Goal: Copy every line that contains the string "pouze" from the entries below.

Data excerpts:
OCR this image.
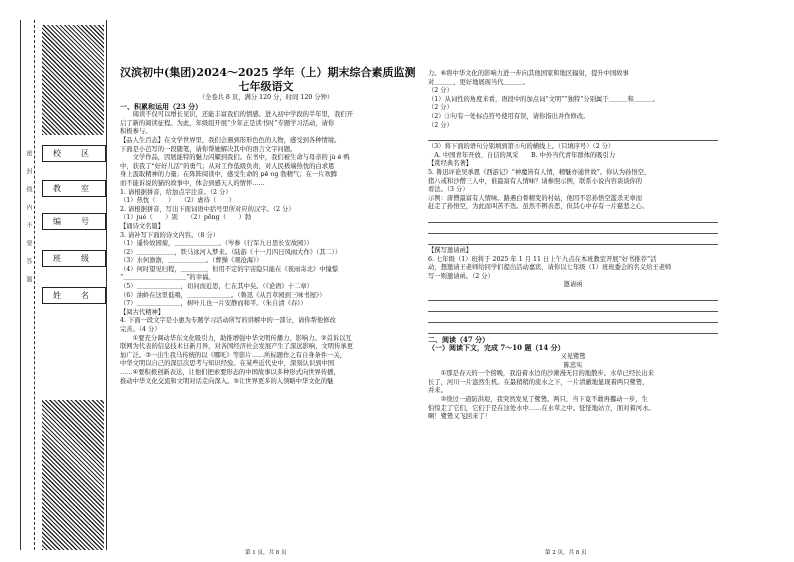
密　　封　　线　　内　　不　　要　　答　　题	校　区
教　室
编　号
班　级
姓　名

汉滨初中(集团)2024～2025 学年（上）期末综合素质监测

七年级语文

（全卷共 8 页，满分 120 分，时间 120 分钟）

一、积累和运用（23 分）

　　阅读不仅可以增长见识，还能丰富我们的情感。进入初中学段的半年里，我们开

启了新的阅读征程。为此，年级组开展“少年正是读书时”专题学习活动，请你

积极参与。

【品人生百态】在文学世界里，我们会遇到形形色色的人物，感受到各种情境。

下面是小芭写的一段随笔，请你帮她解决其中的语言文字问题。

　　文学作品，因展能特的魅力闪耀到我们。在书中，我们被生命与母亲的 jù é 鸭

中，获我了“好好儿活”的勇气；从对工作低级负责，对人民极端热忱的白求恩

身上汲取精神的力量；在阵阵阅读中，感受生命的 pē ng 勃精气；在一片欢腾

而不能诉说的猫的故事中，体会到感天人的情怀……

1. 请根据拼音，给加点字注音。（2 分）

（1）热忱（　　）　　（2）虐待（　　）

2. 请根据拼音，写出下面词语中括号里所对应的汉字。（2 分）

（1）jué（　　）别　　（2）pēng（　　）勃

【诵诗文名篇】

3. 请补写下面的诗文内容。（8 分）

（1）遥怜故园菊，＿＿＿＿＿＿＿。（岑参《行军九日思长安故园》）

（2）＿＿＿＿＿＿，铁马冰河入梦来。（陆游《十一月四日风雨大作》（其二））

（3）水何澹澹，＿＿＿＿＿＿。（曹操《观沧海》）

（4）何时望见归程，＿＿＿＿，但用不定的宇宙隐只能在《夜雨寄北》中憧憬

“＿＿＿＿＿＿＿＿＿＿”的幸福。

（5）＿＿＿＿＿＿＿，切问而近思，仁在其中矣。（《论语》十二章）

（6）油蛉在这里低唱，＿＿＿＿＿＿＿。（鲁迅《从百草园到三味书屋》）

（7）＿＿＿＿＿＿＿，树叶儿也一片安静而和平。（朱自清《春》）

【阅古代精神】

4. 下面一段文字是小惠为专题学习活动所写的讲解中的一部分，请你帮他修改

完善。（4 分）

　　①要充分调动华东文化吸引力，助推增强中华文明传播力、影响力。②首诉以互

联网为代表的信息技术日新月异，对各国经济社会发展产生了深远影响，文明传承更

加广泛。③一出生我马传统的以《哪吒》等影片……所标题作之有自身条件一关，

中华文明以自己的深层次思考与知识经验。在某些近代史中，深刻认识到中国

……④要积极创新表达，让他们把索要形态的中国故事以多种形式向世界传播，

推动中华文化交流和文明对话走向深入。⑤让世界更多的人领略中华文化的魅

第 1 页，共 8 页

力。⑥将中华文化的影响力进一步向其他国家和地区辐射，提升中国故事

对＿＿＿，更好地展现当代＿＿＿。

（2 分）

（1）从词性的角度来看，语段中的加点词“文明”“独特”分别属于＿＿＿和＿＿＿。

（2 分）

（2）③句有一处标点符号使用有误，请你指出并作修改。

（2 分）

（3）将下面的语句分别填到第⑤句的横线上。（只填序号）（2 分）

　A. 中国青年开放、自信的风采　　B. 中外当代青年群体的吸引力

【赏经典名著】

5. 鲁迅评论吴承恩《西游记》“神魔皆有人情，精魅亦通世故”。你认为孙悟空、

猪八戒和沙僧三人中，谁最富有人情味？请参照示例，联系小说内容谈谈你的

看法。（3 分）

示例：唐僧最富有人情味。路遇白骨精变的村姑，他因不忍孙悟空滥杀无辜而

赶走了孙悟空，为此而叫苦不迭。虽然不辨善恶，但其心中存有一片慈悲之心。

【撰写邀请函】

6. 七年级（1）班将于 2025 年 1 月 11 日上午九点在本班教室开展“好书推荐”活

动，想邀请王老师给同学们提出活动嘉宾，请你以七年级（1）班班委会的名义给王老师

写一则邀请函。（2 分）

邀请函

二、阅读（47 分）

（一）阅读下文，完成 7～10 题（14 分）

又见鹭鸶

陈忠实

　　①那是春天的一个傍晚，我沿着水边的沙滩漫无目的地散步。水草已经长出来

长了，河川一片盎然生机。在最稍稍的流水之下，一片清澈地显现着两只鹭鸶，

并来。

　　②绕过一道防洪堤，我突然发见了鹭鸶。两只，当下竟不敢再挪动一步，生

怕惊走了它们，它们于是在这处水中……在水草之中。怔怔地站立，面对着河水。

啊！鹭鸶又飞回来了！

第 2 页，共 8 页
--
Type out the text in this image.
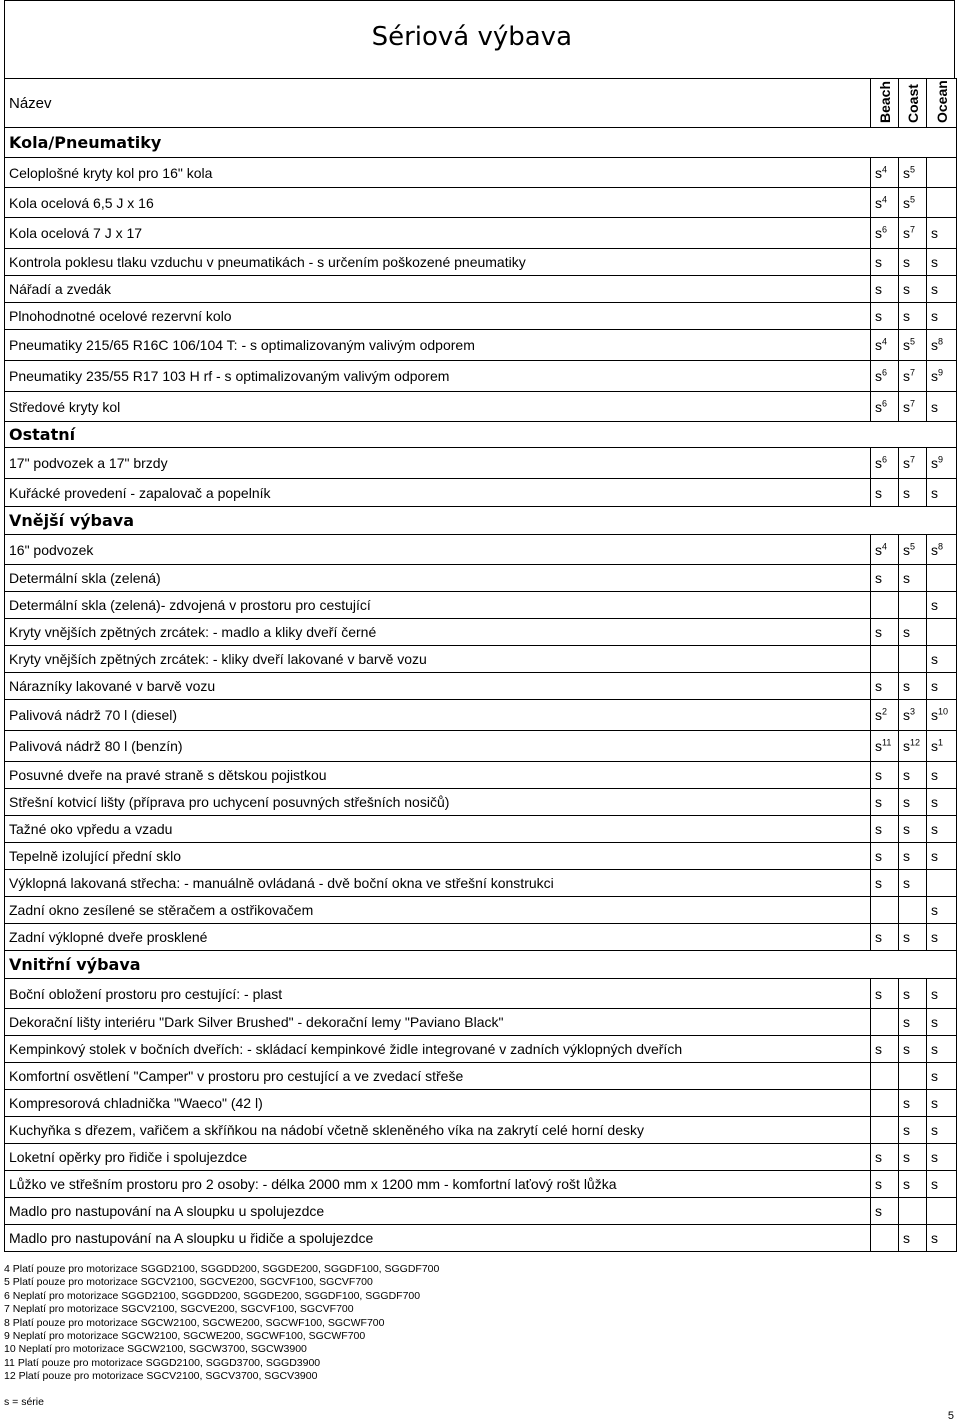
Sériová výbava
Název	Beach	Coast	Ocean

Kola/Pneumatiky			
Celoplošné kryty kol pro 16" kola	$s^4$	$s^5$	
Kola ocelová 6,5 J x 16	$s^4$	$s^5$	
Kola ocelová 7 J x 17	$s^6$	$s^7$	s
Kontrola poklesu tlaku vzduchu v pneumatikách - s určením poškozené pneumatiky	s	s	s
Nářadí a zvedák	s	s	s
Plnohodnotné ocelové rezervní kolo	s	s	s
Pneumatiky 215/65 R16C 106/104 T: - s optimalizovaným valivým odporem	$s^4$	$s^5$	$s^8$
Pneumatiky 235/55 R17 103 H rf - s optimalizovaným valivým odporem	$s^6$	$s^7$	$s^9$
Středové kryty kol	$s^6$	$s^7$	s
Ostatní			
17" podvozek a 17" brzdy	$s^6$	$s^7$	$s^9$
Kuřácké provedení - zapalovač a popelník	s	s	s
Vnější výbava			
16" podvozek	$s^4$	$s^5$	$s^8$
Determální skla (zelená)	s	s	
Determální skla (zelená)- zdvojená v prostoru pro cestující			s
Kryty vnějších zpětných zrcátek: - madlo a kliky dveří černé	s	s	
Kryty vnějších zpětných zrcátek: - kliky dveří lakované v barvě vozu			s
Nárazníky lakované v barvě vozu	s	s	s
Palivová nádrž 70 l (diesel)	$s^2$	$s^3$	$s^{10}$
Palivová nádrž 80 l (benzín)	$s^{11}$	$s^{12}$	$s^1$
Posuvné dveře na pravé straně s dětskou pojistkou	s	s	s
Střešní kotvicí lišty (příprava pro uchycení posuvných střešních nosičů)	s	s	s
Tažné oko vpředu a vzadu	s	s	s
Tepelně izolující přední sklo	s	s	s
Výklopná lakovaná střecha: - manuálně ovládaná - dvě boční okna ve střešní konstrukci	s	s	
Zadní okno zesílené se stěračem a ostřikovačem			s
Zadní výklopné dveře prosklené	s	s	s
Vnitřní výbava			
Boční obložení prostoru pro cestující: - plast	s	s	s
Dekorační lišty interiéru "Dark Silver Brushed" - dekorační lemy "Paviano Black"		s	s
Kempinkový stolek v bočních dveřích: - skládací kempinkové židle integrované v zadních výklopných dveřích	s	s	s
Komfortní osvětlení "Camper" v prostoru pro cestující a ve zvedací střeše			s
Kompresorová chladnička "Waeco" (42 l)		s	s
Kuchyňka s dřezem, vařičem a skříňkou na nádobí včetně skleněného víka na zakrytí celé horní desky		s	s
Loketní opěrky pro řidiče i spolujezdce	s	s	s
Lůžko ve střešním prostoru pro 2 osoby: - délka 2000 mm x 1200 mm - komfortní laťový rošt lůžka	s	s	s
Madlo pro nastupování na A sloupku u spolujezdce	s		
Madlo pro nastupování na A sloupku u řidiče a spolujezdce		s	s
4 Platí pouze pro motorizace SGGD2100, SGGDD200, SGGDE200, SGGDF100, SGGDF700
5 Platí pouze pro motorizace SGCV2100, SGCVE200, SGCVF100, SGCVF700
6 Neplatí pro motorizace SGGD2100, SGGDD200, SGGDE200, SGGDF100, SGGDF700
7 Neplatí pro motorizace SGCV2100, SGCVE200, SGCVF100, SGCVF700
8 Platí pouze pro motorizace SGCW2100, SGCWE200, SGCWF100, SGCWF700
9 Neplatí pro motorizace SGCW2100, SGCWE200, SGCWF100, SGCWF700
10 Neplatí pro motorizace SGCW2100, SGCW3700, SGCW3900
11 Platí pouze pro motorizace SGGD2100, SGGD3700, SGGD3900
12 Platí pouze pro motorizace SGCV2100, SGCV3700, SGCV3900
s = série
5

Task result:
4 Platí pouze pro motorizace SGGD2100, SGGDD200, SGGDE200, SGGDF100, SGGDF700
5 Platí pouze pro motorizace SGCV2100, SGCVE200, SGCVF100, SGCVF700
8 Platí pouze pro motorizace SGCW2100, SGCWE200, SGCWF100, SGCWF700
11 Platí pouze pro motorizace SGGD2100, SGGD3700, SGGD3900
12 Platí pouze pro motorizace SGCV2100, SGCV3700, SGCV3900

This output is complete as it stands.